**** INPUT FOR THIS TASK ****
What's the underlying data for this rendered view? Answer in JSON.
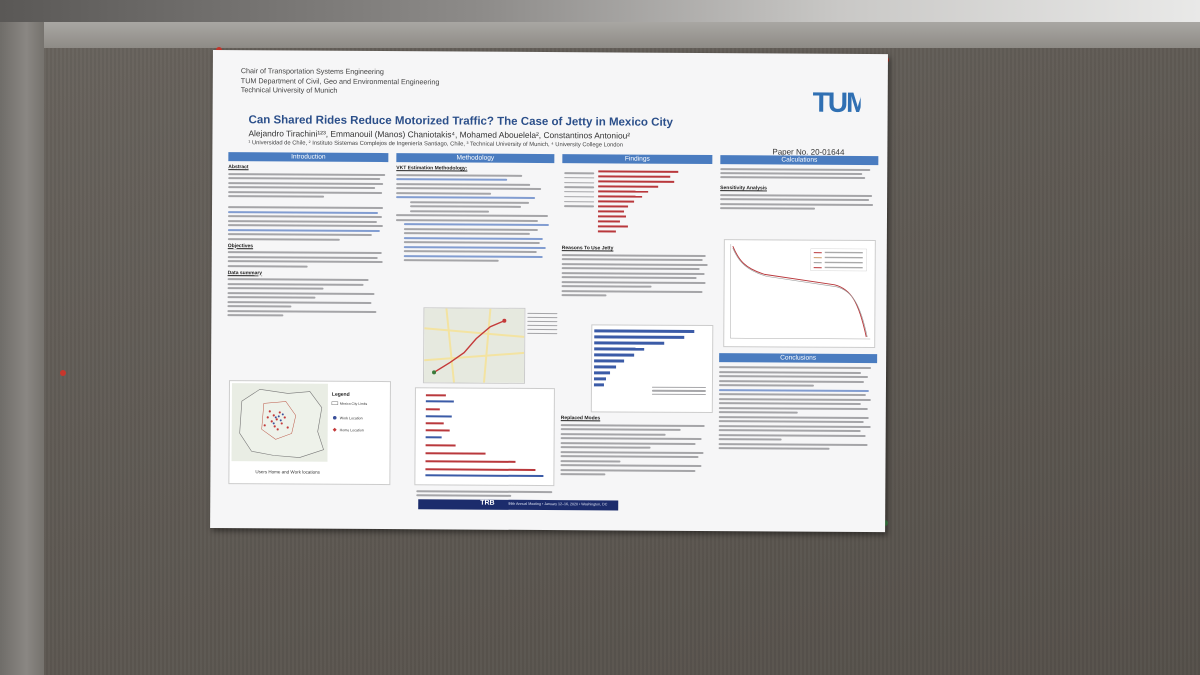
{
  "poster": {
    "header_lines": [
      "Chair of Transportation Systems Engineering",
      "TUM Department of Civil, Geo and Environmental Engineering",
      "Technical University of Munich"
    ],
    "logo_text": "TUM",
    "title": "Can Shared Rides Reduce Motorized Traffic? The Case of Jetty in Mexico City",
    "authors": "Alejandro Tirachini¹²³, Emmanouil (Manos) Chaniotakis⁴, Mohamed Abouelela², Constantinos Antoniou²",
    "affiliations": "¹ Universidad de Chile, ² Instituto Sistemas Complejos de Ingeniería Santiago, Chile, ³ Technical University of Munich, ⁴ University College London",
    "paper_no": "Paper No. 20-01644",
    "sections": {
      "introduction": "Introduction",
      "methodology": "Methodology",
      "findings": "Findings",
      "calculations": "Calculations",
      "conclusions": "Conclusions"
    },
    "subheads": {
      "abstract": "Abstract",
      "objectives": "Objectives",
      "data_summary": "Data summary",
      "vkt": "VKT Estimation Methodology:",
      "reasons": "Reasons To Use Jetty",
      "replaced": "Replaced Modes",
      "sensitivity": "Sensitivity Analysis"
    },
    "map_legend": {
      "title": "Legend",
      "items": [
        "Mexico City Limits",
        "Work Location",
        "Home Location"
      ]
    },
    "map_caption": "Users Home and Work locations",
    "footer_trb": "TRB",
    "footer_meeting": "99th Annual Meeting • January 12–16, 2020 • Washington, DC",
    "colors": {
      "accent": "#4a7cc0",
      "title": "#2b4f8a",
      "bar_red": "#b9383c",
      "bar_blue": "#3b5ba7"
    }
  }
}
****
SET PROBLEM: Using the records above, list each line that includes "University".

EXERCISE RESULT:
      "Technical University of Munich"
    "affiliations": "¹ Universidad de Chile, ² Instituto Sistemas Complejos de Ingeniería Santiago, Chile, ³ Technical University of Munich, ⁴ University College London",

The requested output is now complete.